**Excerpt from a dataset**
########################################
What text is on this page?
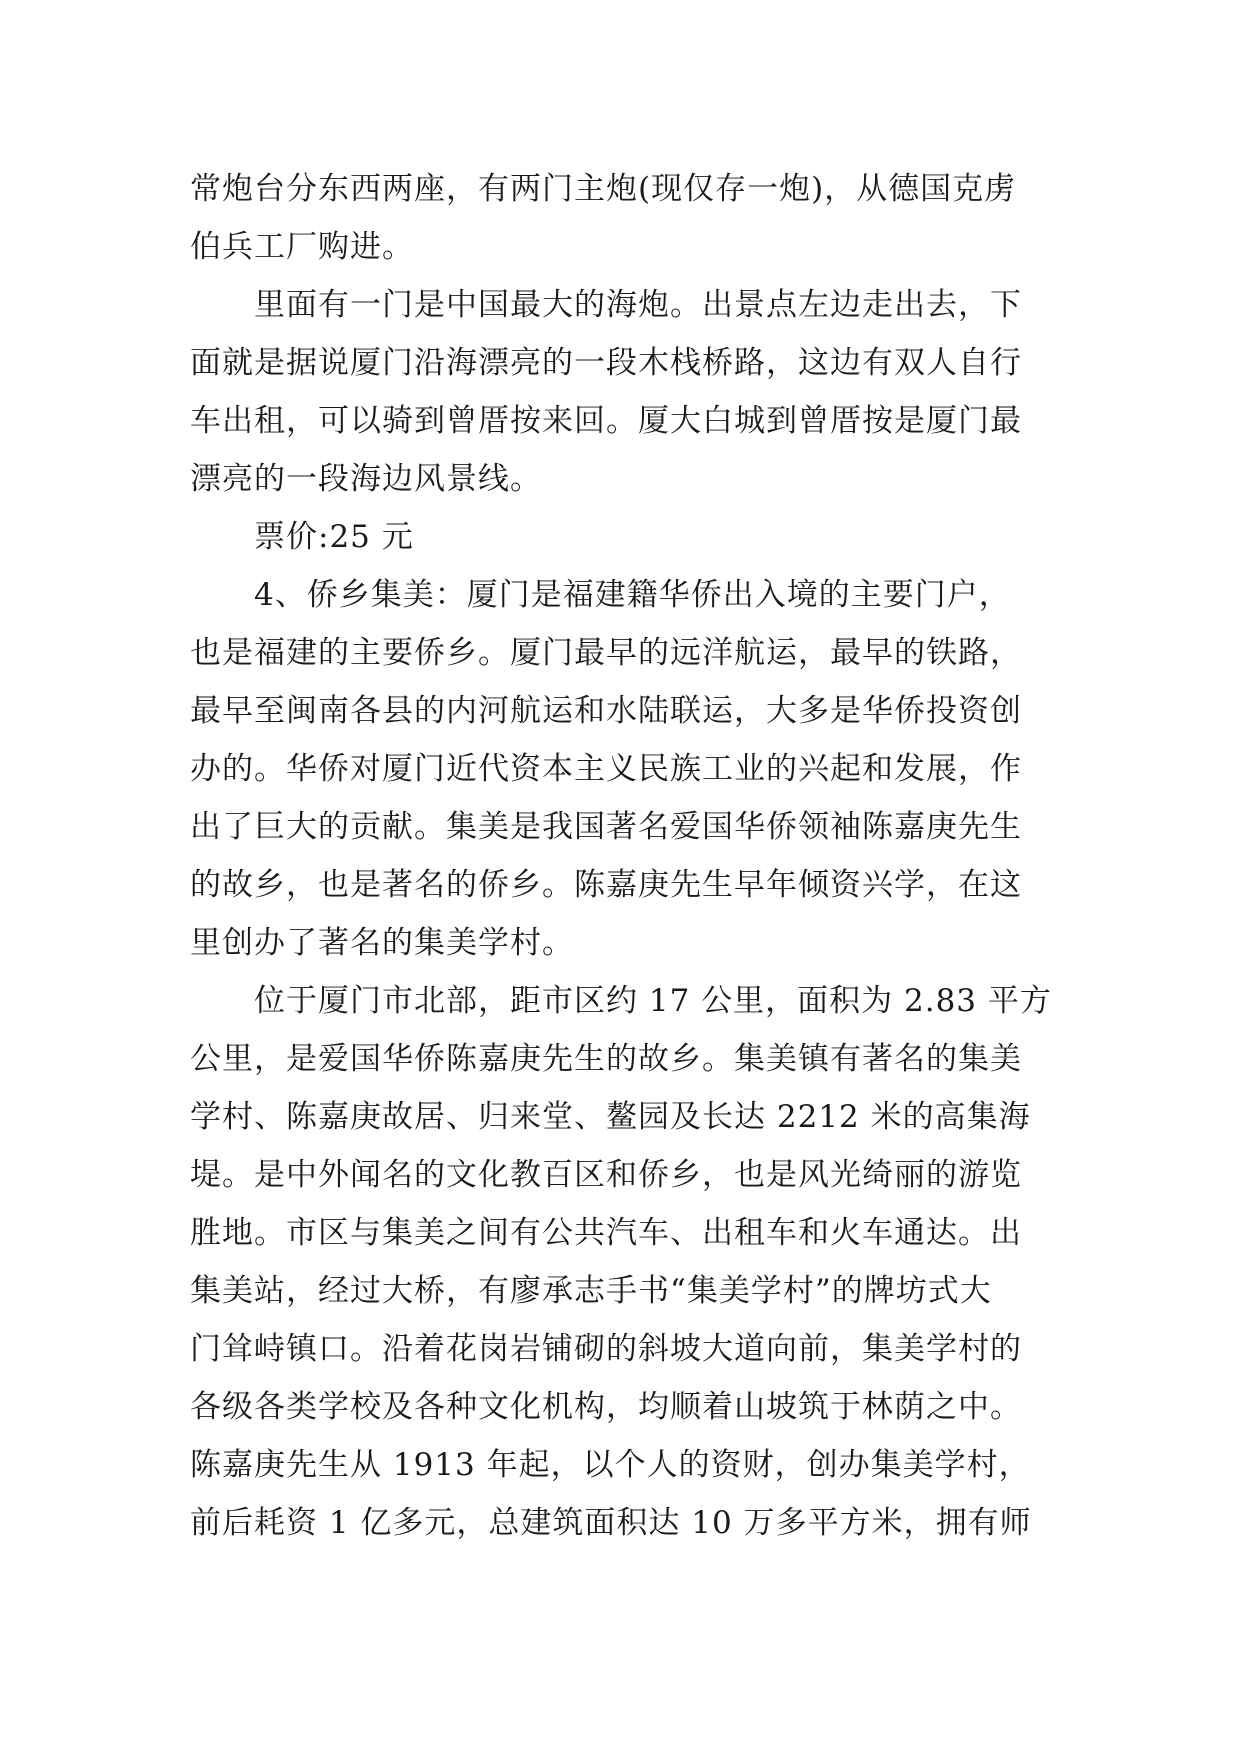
常炮台分东西两座，有两门主炮(现仅存一炮)，从德国克虏
伯兵工厂购进。
里面有一门是中国最大的海炮。出景点左边走出去，下
面就是据说厦门沿海漂亮的一段木栈桥路，这边有双人自行
车出租，可以骑到曾厝按来回。厦大白城到曾厝按是厦门最
漂亮的一段海边风景线。
票价:25 元
4、侨乡集美：厦门是福建籍华侨出入境的主要门户，
也是福建的主要侨乡。厦门最早的远洋航运，最早的铁路，
最早至闽南各县的内河航运和水陆联运，大多是华侨投资创
办的。华侨对厦门近代资本主义民族工业的兴起和发展，作
出了巨大的贡献。集美是我国著名爱国华侨领袖陈嘉庚先生
的故乡，也是著名的侨乡。陈嘉庚先生早年倾资兴学，在这
里创办了著名的集美学村。
位于厦门市北部，距市区约 17 公里，面积为 2.83 平方
公里，是爱国华侨陈嘉庚先生的故乡。集美镇有著名的集美
学村、陈嘉庚故居、归来堂、鳌园及长达 2212 米的高集海
堤。是中外闻名的文化教百区和侨乡，也是风光绮丽的游览
胜地。市区与集美之间有公共汽车、出租车和火车通达。出
集美站，经过大桥，有廖承志手书“集美学村”的牌坊式大
门耸峙镇口。沿着花岗岩铺砌的斜坡大道向前，集美学村的
各级各类学校及各种文化机构，均顺着山坡筑于林荫之中。
陈嘉庚先生从 1913 年起，以个人的资财，创办集美学村，
前后耗资 1 亿多元，总建筑面积达 10 万多平方米，拥有师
########################################
**STATED EXERCISE**
Write every record out again exactly; no pictures belong in the copy.

**FULL ANSWER**
What text is on this page?
常炮台分东西两座，有两门主炮(现仅存一炮)，从德国克虏
伯兵工厂购进。
里面有一门是中国最大的海炮。出景点左边走出去，下
面就是据说厦门沿海漂亮的一段木栈桥路，这边有双人自行
车出租，可以骑到曾厝按来回。厦大白城到曾厝按是厦门最
漂亮的一段海边风景线。
票价:25 元
4、侨乡集美：厦门是福建籍华侨出入境的主要门户，
也是福建的主要侨乡。厦门最早的远洋航运，最早的铁路，
最早至闽南各县的内河航运和水陆联运，大多是华侨投资创
办的。华侨对厦门近代资本主义民族工业的兴起和发展，作
出了巨大的贡献。集美是我国著名爱国华侨领袖陈嘉庚先生
的故乡，也是著名的侨乡。陈嘉庚先生早年倾资兴学，在这
里创办了著名的集美学村。
位于厦门市北部，距市区约 17 公里，面积为 2.83 平方
公里，是爱国华侨陈嘉庚先生的故乡。集美镇有著名的集美
学村、陈嘉庚故居、归来堂、鳌园及长达 2212 米的高集海
堤。是中外闻名的文化教百区和侨乡，也是风光绮丽的游览
胜地。市区与集美之间有公共汽车、出租车和火车通达。出
集美站，经过大桥，有廖承志手书“集美学村”的牌坊式大
门耸峙镇口。沿着花岗岩铺砌的斜坡大道向前，集美学村的
各级各类学校及各种文化机构，均顺着山坡筑于林荫之中。
陈嘉庚先生从 1913 年起，以个人的资财，创办集美学村，
前后耗资 1 亿多元，总建筑面积达 10 万多平方米，拥有师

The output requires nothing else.